Copy each line in the data that includes the word "MUMM".

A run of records
- - -

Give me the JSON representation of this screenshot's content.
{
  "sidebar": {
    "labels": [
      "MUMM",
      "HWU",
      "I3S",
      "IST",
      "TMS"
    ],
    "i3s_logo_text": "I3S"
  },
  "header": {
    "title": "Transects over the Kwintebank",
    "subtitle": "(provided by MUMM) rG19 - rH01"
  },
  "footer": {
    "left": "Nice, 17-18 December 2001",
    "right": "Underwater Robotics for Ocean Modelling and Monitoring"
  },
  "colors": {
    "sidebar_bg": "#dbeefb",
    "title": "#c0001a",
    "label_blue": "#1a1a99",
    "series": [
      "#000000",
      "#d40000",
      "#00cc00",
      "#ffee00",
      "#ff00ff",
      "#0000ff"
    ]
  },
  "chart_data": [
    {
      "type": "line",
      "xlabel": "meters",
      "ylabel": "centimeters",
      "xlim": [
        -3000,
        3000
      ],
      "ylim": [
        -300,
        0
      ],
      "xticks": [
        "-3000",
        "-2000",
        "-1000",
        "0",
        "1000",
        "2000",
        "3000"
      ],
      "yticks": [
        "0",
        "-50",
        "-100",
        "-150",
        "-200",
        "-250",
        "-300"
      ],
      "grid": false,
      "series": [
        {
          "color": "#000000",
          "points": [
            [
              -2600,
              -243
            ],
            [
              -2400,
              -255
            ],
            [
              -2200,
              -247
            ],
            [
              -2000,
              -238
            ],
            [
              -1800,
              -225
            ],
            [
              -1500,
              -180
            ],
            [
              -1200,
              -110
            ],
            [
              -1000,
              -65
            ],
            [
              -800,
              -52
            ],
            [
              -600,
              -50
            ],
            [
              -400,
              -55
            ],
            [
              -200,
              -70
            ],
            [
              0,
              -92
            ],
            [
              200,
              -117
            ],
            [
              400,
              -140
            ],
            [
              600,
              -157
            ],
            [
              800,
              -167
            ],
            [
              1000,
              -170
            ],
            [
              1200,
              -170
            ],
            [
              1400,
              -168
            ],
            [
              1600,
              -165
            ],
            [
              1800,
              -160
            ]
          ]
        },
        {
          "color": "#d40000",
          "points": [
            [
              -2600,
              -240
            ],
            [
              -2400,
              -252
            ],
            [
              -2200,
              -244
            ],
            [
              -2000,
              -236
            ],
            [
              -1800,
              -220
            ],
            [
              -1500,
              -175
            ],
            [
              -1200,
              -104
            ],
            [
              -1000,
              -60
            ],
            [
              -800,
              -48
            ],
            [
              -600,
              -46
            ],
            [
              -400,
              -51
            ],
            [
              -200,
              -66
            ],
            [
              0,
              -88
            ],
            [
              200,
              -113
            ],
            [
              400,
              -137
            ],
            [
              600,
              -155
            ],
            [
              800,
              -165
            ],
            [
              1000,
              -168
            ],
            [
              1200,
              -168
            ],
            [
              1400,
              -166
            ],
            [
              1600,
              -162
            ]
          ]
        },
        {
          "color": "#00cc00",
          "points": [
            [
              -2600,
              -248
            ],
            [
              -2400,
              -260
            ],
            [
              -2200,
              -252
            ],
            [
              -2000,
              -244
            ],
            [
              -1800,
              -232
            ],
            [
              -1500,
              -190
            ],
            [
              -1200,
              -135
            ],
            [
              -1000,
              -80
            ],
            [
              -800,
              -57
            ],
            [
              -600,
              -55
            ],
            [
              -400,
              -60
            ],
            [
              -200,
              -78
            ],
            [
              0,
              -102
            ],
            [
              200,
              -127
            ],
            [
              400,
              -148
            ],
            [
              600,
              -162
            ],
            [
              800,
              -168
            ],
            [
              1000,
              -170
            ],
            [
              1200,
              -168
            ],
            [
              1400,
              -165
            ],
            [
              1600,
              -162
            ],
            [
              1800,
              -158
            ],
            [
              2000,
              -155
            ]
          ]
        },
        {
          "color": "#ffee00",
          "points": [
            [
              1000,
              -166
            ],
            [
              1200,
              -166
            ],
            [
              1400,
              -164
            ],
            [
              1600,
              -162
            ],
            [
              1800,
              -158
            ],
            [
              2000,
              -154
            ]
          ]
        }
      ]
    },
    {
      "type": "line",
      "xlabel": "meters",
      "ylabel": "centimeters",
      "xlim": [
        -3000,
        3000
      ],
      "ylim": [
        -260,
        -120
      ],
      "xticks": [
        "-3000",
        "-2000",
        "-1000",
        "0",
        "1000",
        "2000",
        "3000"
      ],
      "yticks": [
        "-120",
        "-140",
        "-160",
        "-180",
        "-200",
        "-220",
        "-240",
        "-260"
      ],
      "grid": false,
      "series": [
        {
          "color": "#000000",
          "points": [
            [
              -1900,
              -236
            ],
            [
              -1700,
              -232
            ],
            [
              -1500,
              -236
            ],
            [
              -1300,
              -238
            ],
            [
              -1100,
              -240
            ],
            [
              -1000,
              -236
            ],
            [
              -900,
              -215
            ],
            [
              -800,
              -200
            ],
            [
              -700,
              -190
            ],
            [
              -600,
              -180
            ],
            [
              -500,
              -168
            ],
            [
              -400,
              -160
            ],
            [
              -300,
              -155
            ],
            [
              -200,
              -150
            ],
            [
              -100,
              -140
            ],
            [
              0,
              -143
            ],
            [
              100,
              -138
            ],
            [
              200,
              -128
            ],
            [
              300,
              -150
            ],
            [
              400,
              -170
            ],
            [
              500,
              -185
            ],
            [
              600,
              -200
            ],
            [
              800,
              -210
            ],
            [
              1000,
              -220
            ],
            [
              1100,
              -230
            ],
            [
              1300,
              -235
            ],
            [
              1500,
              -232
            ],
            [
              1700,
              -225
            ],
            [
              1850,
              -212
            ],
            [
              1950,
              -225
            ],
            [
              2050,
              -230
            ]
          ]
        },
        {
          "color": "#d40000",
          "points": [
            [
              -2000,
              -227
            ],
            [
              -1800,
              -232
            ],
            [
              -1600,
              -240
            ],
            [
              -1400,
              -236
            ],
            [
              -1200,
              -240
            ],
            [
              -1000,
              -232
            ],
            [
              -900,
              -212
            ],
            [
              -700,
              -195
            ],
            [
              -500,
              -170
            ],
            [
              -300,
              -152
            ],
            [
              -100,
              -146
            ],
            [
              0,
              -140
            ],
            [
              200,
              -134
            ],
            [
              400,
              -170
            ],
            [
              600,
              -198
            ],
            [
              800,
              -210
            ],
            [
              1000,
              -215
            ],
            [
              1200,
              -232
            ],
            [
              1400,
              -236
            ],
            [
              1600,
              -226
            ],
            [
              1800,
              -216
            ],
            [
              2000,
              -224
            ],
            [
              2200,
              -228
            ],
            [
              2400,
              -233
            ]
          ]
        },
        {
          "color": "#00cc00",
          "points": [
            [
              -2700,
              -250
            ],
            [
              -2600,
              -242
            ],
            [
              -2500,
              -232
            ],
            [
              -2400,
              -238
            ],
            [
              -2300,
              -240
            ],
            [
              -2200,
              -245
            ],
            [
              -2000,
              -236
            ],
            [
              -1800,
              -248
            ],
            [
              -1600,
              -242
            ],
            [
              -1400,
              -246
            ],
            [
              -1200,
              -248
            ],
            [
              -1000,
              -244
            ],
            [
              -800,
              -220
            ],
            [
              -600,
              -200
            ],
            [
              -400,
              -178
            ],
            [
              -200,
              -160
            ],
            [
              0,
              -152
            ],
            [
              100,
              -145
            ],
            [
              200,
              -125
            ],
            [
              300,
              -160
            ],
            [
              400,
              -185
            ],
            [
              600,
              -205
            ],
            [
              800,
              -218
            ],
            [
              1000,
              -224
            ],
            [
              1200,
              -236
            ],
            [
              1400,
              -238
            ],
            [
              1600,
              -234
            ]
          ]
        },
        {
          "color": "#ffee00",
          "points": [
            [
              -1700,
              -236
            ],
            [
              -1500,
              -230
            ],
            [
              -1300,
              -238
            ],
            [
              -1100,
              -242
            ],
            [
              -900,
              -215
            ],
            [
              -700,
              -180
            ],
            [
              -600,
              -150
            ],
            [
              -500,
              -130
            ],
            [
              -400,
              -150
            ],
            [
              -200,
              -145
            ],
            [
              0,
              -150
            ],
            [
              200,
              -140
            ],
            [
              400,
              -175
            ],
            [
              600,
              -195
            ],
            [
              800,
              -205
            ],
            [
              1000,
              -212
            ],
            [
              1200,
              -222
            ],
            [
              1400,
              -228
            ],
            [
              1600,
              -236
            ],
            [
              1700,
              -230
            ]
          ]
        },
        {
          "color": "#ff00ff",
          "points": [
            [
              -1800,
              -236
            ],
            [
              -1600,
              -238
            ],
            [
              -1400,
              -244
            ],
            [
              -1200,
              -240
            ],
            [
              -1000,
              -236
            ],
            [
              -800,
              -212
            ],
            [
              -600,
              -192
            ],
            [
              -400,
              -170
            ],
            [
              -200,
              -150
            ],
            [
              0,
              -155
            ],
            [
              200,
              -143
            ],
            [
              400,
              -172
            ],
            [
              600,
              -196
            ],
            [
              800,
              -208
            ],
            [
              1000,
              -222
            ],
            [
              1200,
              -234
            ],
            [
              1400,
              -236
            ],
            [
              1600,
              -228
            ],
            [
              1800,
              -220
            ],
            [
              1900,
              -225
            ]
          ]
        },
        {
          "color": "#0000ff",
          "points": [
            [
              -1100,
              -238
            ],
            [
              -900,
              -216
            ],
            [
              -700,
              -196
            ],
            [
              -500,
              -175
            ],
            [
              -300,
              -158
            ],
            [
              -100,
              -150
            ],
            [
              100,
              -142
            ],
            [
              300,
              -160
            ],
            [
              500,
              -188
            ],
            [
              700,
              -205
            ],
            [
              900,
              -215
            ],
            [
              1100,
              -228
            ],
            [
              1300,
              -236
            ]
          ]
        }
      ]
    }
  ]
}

- - -

◆ **REPLY TO THE EXERCISE**:
      "MUMM",
    "subtitle": "(provided by MUMM) rG19 - rH01"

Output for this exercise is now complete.